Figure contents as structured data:
==================================================

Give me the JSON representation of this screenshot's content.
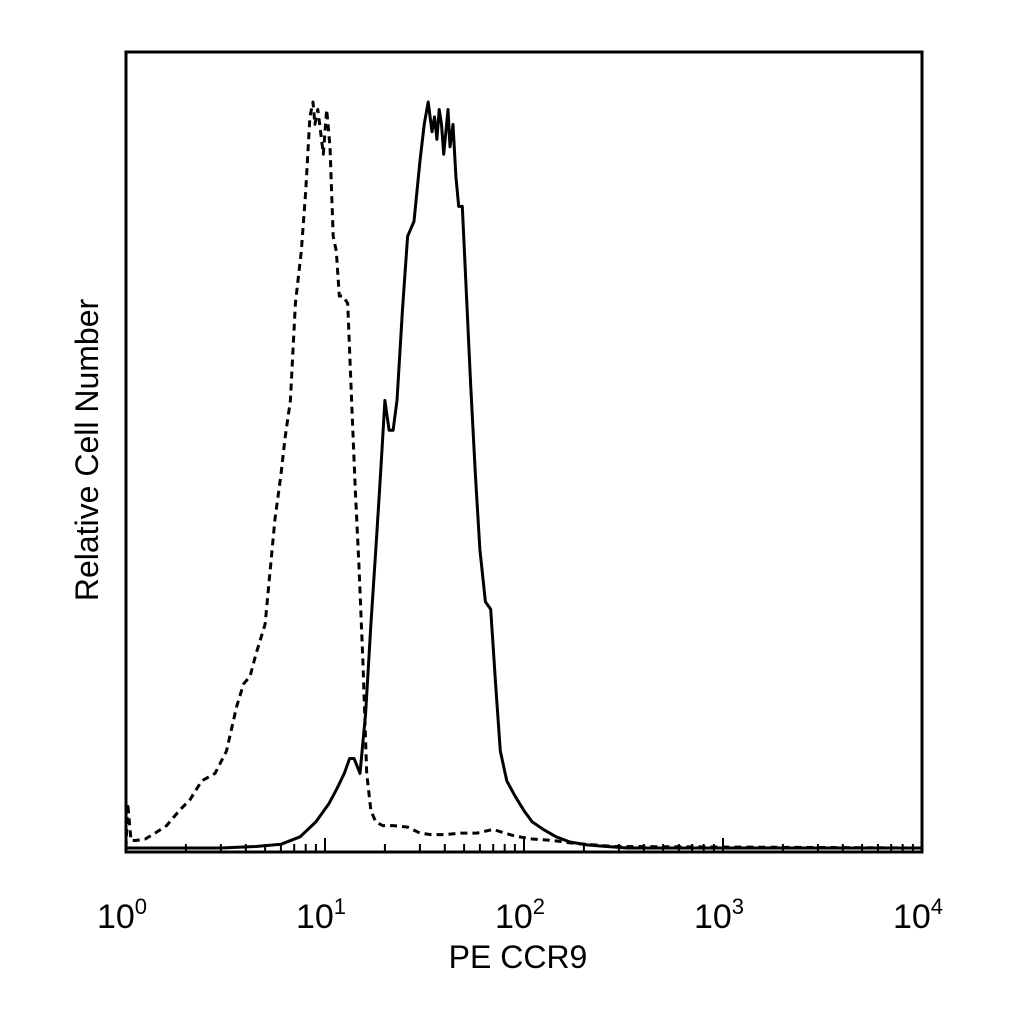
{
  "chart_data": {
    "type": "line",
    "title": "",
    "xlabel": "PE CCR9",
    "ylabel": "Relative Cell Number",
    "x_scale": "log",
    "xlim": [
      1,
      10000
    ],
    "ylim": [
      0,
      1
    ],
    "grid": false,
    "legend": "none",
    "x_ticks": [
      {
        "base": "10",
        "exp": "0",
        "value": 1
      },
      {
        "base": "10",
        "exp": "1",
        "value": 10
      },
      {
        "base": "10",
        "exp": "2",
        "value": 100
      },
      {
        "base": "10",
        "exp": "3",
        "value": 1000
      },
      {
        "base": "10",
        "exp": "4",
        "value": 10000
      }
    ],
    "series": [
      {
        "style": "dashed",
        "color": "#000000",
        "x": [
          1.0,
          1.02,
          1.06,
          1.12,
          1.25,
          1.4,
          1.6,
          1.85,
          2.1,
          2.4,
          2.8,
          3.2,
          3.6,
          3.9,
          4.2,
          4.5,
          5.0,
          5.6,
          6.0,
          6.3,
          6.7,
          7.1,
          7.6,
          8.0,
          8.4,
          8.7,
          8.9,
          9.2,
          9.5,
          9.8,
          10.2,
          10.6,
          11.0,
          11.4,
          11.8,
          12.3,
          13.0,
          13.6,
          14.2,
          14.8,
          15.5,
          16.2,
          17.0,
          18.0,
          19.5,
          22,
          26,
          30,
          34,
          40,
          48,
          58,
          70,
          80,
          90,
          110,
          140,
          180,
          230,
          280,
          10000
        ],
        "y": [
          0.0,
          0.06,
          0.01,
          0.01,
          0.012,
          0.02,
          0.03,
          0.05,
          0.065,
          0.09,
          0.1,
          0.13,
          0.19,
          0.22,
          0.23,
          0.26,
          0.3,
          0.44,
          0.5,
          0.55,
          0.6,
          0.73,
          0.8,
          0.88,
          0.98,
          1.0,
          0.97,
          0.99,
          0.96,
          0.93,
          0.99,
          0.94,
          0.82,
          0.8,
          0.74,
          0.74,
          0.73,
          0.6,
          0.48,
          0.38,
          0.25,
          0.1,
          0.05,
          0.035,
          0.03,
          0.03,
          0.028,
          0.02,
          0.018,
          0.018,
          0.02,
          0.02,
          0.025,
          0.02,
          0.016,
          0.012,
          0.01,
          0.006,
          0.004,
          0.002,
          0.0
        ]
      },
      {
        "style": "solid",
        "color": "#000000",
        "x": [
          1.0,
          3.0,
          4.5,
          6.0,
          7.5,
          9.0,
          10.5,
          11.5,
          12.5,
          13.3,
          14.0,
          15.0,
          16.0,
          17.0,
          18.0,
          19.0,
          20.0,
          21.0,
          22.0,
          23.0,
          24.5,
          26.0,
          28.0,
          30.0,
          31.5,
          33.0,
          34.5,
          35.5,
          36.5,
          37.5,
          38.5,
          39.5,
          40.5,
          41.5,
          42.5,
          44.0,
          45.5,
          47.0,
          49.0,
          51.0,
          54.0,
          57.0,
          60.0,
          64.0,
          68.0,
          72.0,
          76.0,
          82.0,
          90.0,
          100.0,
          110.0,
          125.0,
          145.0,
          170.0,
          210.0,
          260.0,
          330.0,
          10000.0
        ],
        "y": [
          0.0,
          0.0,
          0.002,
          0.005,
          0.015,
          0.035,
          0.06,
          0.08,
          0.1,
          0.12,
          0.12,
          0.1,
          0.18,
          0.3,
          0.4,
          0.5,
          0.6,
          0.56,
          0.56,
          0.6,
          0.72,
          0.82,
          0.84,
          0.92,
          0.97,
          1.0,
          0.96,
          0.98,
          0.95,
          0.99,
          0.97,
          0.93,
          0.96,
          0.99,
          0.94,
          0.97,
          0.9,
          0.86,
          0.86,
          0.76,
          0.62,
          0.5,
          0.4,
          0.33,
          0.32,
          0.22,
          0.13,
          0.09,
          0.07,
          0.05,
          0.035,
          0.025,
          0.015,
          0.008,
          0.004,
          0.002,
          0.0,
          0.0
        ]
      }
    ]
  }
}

==================================================

:: SET TASK ::
Write the records out again in full, exactly, and skip every picture.

:: COMPLETED TASK ::
Give me the JSON representation of this screenshot's content.
{
  "chart_data": {
    "type": "line",
    "title": "",
    "xlabel": "PE CCR9",
    "ylabel": "Relative Cell Number",
    "x_scale": "log",
    "xlim": [
      1,
      10000
    ],
    "ylim": [
      0,
      1
    ],
    "grid": false,
    "legend": "none",
    "x_ticks": [
      {
        "base": "10",
        "exp": "0",
        "value": 1
      },
      {
        "base": "10",
        "exp": "1",
        "value": 10
      },
      {
        "base": "10",
        "exp": "2",
        "value": 100
      },
      {
        "base": "10",
        "exp": "3",
        "value": 1000
      },
      {
        "base": "10",
        "exp": "4",
        "value": 10000
      }
    ],
    "series": [
      {
        "style": "dashed",
        "color": "#000000",
        "x": [
          1.0,
          1.02,
          1.06,
          1.12,
          1.25,
          1.4,
          1.6,
          1.85,
          2.1,
          2.4,
          2.8,
          3.2,
          3.6,
          3.9,
          4.2,
          4.5,
          5.0,
          5.6,
          6.0,
          6.3,
          6.7,
          7.1,
          7.6,
          8.0,
          8.4,
          8.7,
          8.9,
          9.2,
          9.5,
          9.8,
          10.2,
          10.6,
          11.0,
          11.4,
          11.8,
          12.3,
          13.0,
          13.6,
          14.2,
          14.8,
          15.5,
          16.2,
          17.0,
          18.0,
          19.5,
          22,
          26,
          30,
          34,
          40,
          48,
          58,
          70,
          80,
          90,
          110,
          140,
          180,
          230,
          280,
          10000
        ],
        "y": [
          0.0,
          0.06,
          0.01,
          0.01,
          0.012,
          0.02,
          0.03,
          0.05,
          0.065,
          0.09,
          0.1,
          0.13,
          0.19,
          0.22,
          0.23,
          0.26,
          0.3,
          0.44,
          0.5,
          0.55,
          0.6,
          0.73,
          0.8,
          0.88,
          0.98,
          1.0,
          0.97,
          0.99,
          0.96,
          0.93,
          0.99,
          0.94,
          0.82,
          0.8,
          0.74,
          0.74,
          0.73,
          0.6,
          0.48,
          0.38,
          0.25,
          0.1,
          0.05,
          0.035,
          0.03,
          0.03,
          0.028,
          0.02,
          0.018,
          0.018,
          0.02,
          0.02,
          0.025,
          0.02,
          0.016,
          0.012,
          0.01,
          0.006,
          0.004,
          0.002,
          0.0
        ]
      },
      {
        "style": "solid",
        "color": "#000000",
        "x": [
          1.0,
          3.0,
          4.5,
          6.0,
          7.5,
          9.0,
          10.5,
          11.5,
          12.5,
          13.3,
          14.0,
          15.0,
          16.0,
          17.0,
          18.0,
          19.0,
          20.0,
          21.0,
          22.0,
          23.0,
          24.5,
          26.0,
          28.0,
          30.0,
          31.5,
          33.0,
          34.5,
          35.5,
          36.5,
          37.5,
          38.5,
          39.5,
          40.5,
          41.5,
          42.5,
          44.0,
          45.5,
          47.0,
          49.0,
          51.0,
          54.0,
          57.0,
          60.0,
          64.0,
          68.0,
          72.0,
          76.0,
          82.0,
          90.0,
          100.0,
          110.0,
          125.0,
          145.0,
          170.0,
          210.0,
          260.0,
          330.0,
          10000.0
        ],
        "y": [
          0.0,
          0.0,
          0.002,
          0.005,
          0.015,
          0.035,
          0.06,
          0.08,
          0.1,
          0.12,
          0.12,
          0.1,
          0.18,
          0.3,
          0.4,
          0.5,
          0.6,
          0.56,
          0.56,
          0.6,
          0.72,
          0.82,
          0.84,
          0.92,
          0.97,
          1.0,
          0.96,
          0.98,
          0.95,
          0.99,
          0.97,
          0.93,
          0.96,
          0.99,
          0.94,
          0.97,
          0.9,
          0.86,
          0.86,
          0.76,
          0.62,
          0.5,
          0.4,
          0.33,
          0.32,
          0.22,
          0.13,
          0.09,
          0.07,
          0.05,
          0.035,
          0.025,
          0.015,
          0.008,
          0.004,
          0.002,
          0.0,
          0.0
        ]
      }
    ]
  }
}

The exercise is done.